* _EXERCISE MATERIAL_:
┄┄┄┄┄┄┄┄┄┄
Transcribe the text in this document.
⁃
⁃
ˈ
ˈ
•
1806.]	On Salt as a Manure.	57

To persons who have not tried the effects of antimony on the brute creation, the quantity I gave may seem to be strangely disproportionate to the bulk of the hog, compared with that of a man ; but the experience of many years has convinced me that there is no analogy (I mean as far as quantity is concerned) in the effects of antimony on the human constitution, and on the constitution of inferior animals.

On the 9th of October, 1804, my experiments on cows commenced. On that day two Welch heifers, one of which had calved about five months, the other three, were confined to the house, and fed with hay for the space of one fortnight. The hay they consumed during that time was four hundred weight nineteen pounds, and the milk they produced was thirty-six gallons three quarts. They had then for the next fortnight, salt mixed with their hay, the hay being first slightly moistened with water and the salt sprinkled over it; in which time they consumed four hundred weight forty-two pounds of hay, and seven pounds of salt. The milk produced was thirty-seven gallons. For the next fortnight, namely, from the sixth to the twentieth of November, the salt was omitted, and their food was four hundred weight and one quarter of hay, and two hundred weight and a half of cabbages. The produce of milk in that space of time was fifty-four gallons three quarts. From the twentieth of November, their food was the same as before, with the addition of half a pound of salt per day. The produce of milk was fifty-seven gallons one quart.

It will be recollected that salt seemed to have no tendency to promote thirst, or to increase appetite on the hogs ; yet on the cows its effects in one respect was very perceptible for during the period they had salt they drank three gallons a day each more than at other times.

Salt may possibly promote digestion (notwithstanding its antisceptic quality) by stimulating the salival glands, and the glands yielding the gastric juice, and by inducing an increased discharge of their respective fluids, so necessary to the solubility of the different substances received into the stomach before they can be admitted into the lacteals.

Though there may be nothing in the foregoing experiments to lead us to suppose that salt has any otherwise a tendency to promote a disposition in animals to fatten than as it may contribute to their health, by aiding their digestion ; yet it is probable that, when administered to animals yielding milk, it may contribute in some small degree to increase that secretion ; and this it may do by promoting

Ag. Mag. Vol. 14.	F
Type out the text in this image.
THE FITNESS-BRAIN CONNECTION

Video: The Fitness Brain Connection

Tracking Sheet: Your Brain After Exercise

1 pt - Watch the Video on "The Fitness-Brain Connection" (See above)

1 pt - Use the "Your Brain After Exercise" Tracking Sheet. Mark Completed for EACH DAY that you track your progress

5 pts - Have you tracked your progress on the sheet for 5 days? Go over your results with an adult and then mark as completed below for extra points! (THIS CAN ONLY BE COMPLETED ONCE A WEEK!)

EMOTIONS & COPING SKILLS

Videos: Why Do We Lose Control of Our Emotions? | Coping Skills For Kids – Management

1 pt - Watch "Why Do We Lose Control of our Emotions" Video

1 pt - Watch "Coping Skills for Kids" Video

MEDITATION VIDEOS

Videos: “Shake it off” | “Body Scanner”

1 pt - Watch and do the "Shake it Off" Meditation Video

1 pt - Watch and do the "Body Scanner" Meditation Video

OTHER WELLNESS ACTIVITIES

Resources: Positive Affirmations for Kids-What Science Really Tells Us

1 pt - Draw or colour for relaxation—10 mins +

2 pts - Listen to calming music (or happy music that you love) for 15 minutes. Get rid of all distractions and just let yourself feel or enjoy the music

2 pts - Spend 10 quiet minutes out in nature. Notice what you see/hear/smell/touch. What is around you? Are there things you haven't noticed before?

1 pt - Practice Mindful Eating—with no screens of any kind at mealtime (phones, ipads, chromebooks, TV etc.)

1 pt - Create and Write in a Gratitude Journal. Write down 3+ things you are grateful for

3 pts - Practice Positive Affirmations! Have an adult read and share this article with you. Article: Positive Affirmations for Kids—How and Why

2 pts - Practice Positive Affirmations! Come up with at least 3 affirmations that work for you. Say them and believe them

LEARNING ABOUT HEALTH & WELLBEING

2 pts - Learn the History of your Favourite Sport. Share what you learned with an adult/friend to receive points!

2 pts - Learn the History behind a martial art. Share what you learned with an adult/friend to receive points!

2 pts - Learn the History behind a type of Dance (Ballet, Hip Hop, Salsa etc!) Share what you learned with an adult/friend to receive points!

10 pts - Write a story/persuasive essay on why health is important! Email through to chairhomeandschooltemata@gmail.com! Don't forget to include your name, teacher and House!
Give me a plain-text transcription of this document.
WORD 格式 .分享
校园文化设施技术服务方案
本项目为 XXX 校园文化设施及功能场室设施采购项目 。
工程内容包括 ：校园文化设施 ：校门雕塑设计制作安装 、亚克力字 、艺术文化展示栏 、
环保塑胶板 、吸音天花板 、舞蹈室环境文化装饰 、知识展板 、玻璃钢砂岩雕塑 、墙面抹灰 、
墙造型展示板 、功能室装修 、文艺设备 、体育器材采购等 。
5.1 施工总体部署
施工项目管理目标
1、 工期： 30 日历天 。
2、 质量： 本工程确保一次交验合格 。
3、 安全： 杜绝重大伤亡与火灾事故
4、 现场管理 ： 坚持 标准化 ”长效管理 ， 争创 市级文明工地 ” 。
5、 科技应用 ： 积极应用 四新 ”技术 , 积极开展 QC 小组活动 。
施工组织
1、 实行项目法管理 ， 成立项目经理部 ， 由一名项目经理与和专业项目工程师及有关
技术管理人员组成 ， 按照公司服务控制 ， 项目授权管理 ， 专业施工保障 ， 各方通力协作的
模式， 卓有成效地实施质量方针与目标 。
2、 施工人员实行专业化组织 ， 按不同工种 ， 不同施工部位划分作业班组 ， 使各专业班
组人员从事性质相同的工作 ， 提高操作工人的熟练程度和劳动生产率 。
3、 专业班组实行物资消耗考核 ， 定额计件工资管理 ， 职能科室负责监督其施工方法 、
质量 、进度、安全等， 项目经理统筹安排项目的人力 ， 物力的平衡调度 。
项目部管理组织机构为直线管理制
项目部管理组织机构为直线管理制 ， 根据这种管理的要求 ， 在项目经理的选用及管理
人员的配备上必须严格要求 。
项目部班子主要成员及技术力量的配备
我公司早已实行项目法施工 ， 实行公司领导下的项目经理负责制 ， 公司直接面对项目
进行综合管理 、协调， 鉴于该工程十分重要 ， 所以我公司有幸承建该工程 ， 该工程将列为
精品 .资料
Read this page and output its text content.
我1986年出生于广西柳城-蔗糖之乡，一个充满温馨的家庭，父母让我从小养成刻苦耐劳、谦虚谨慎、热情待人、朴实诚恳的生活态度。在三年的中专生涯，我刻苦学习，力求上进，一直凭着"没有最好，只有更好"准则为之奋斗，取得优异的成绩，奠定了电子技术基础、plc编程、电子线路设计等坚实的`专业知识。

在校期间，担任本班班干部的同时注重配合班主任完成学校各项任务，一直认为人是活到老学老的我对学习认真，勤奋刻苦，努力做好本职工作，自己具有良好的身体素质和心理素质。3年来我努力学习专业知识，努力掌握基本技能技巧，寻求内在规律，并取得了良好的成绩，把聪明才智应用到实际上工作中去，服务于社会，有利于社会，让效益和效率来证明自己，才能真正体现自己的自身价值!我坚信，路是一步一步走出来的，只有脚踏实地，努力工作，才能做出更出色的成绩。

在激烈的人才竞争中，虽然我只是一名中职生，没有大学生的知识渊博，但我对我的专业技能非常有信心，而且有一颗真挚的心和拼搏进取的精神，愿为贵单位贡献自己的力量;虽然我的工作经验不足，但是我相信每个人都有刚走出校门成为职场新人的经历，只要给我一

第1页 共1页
┄┄┄┄┄┄┄┄┄┄
* _WHAT YOU NEED TO DO_: Copy out the full listing exactly.

* _RESPONSE TO THIS EXERCISE_:
Transcribe the text in this document.
⁃
⁃
ˈ
ˈ
•
1806.]	On Salt as a Manure.	57

To persons who have not tried the effects of antimony on the brute creation, the quantity I gave may seem to be strangely disproportionate to the bulk of the hog, compared with that of a man ; but the experience of many years has convinced me that there is no analogy (I mean as far as quantity is concerned) in the effects of antimony on the human constitution, and on the constitution of inferior animals.

On the 9th of October, 1804, my experiments on cows commenced. On that day two Welch heifers, one of which had calved about five months, the other three, were confined to the house, and fed with hay for the space of one fortnight. The hay they consumed during that time was four hundred weight nineteen pounds, and the milk they produced was thirty-six gallons three quarts. They had then for the next fortnight, salt mixed with their hay, the hay being first slightly moistened with water and the salt sprinkled over it; in which time they consumed four hundred weight forty-two pounds of hay, and seven pounds of salt. The milk produced was thirty-seven gallons. For the next fortnight, namely, from the sixth to the twentieth of November, the salt was omitted, and their food was four hundred weight and one quarter of hay, and two hundred weight and a half of cabbages. The produce of milk in that space of time was fifty-four gallons three quarts. From the twentieth of November, their food was the same as before, with the addition of half a pound of salt per day. The produce of milk was fifty-seven gallons one quart.

It will be recollected that salt seemed to have no tendency to promote thirst, or to increase appetite on the hogs ; yet on the cows its effects in one respect was very perceptible for during the period they had salt they drank three gallons a day each more than at other times.

Salt may possibly promote digestion (notwithstanding its antisceptic quality) by stimulating the salival glands, and the glands yielding the gastric juice, and by inducing an increased discharge of their respective fluids, so necessary to the solubility of the different substances received into the stomach before they can be admitted into the lacteals.

Though there may be nothing in the foregoing experiments to lead us to suppose that salt has any otherwise a tendency to promote a disposition in animals to fatten than as it may contribute to their health, by aiding their digestion ; yet it is probable that, when administered to animals yielding milk, it may contribute in some small degree to increase that secretion ; and this it may do by promoting

Ag. Mag. Vol. 14.	F
Type out the text in this image.
THE FITNESS-BRAIN CONNECTION

Video: The Fitness Brain Connection

Tracking Sheet: Your Brain After Exercise

1 pt - Watch the Video on "The Fitness-Brain Connection" (See above)

1 pt - Use the "Your Brain After Exercise" Tracking Sheet. Mark Completed for EACH DAY that you track your progress

5 pts - Have you tracked your progress on the sheet for 5 days? Go over your results with an adult and then mark as completed below for extra points! (THIS CAN ONLY BE COMPLETED ONCE A WEEK!)

EMOTIONS & COPING SKILLS

Videos: Why Do We Lose Control of Our Emotions? | Coping Skills For Kids – Management

1 pt - Watch "Why Do We Lose Control of our Emotions" Video

1 pt - Watch "Coping Skills for Kids" Video

MEDITATION VIDEOS

Videos: “Shake it off” | “Body Scanner”

1 pt - Watch and do the "Shake it Off" Meditation Video

1 pt - Watch and do the "Body Scanner" Meditation Video

OTHER WELLNESS ACTIVITIES

Resources: Positive Affirmations for Kids-What Science Really Tells Us

1 pt - Draw or colour for relaxation—10 mins +

2 pts - Listen to calming music (or happy music that you love) for 15 minutes. Get rid of all distractions and just let yourself feel or enjoy the music

2 pts - Spend 10 quiet minutes out in nature. Notice what you see/hear/smell/touch. What is around you? Are there things you haven't noticed before?

1 pt - Practice Mindful Eating—with no screens of any kind at mealtime (phones, ipads, chromebooks, TV etc.)

1 pt - Create and Write in a Gratitude Journal. Write down 3+ things you are grateful for

3 pts - Practice Positive Affirmations! Have an adult read and share this article with you. Article: Positive Affirmations for Kids—How and Why

2 pts - Practice Positive Affirmations! Come up with at least 3 affirmations that work for you. Say them and believe them

LEARNING ABOUT HEALTH & WELLBEING

2 pts - Learn the History of your Favourite Sport. Share what you learned with an adult/friend to receive points!

2 pts - Learn the History behind a martial art. Share what you learned with an adult/friend to receive points!

2 pts - Learn the History behind a type of Dance (Ballet, Hip Hop, Salsa etc!) Share what you learned with an adult/friend to receive points!

10 pts - Write a story/persuasive essay on why health is important! Email through to chairhomeandschooltemata@gmail.com! Don't forget to include your name, teacher and House!
Give me a plain-text transcription of this document.
WORD 格式 .分享
校园文化设施技术服务方案
本项目为 XXX 校园文化设施及功能场室设施采购项目 。
工程内容包括 ：校园文化设施 ：校门雕塑设计制作安装 、亚克力字 、艺术文化展示栏 、
环保塑胶板 、吸音天花板 、舞蹈室环境文化装饰 、知识展板 、玻璃钢砂岩雕塑 、墙面抹灰 、
墙造型展示板 、功能室装修 、文艺设备 、体育器材采购等 。
5.1 施工总体部署
施工项目管理目标
1、 工期： 30 日历天 。
2、 质量： 本工程确保一次交验合格 。
3、 安全： 杜绝重大伤亡与火灾事故
4、 现场管理 ： 坚持 标准化 ”长效管理 ， 争创 市级文明工地 ” 。
5、 科技应用 ： 积极应用 四新 ”技术 , 积极开展 QC 小组活动 。
施工组织
1、 实行项目法管理 ， 成立项目经理部 ， 由一名项目经理与和专业项目工程师及有关
技术管理人员组成 ， 按照公司服务控制 ， 项目授权管理 ， 专业施工保障 ， 各方通力协作的
模式， 卓有成效地实施质量方针与目标 。
2、 施工人员实行专业化组织 ， 按不同工种 ， 不同施工部位划分作业班组 ， 使各专业班
组人员从事性质相同的工作 ， 提高操作工人的熟练程度和劳动生产率 。
3、 专业班组实行物资消耗考核 ， 定额计件工资管理 ， 职能科室负责监督其施工方法 、
质量 、进度、安全等， 项目经理统筹安排项目的人力 ， 物力的平衡调度 。
项目部管理组织机构为直线管理制
项目部管理组织机构为直线管理制 ， 根据这种管理的要求 ， 在项目经理的选用及管理
人员的配备上必须严格要求 。
项目部班子主要成员及技术力量的配备
我公司早已实行项目法施工 ， 实行公司领导下的项目经理负责制 ， 公司直接面对项目
进行综合管理 、协调， 鉴于该工程十分重要 ， 所以我公司有幸承建该工程 ， 该工程将列为
精品 .资料
Read this page and output its text content.
我1986年出生于广西柳城-蔗糖之乡，一个充满温馨的家庭，父母让我从小养成刻苦耐劳、谦虚谨慎、热情待人、朴实诚恳的生活态度。在三年的中专生涯，我刻苦学习，力求上进，一直凭着"没有最好，只有更好"准则为之奋斗，取得优异的成绩，奠定了电子技术基础、plc编程、电子线路设计等坚实的`专业知识。

在校期间，担任本班班干部的同时注重配合班主任完成学校各项任务，一直认为人是活到老学老的我对学习认真，勤奋刻苦，努力做好本职工作，自己具有良好的身体素质和心理素质。3年来我努力学习专业知识，努力掌握基本技能技巧，寻求内在规律，并取得了良好的成绩，把聪明才智应用到实际上工作中去，服务于社会，有利于社会，让效益和效率来证明自己，才能真正体现自己的自身价值!我坚信，路是一步一步走出来的，只有脚踏实地，努力工作，才能做出更出色的成绩。

在激烈的人才竞争中，虽然我只是一名中职生，没有大学生的知识渊博，但我对我的专业技能非常有信心，而且有一颗真挚的心和拼搏进取的精神，愿为贵单位贡献自己的力量;虽然我的工作经验不足，但是我相信每个人都有刚走出校门成为职场新人的经历，只要给我一

第1页 共1页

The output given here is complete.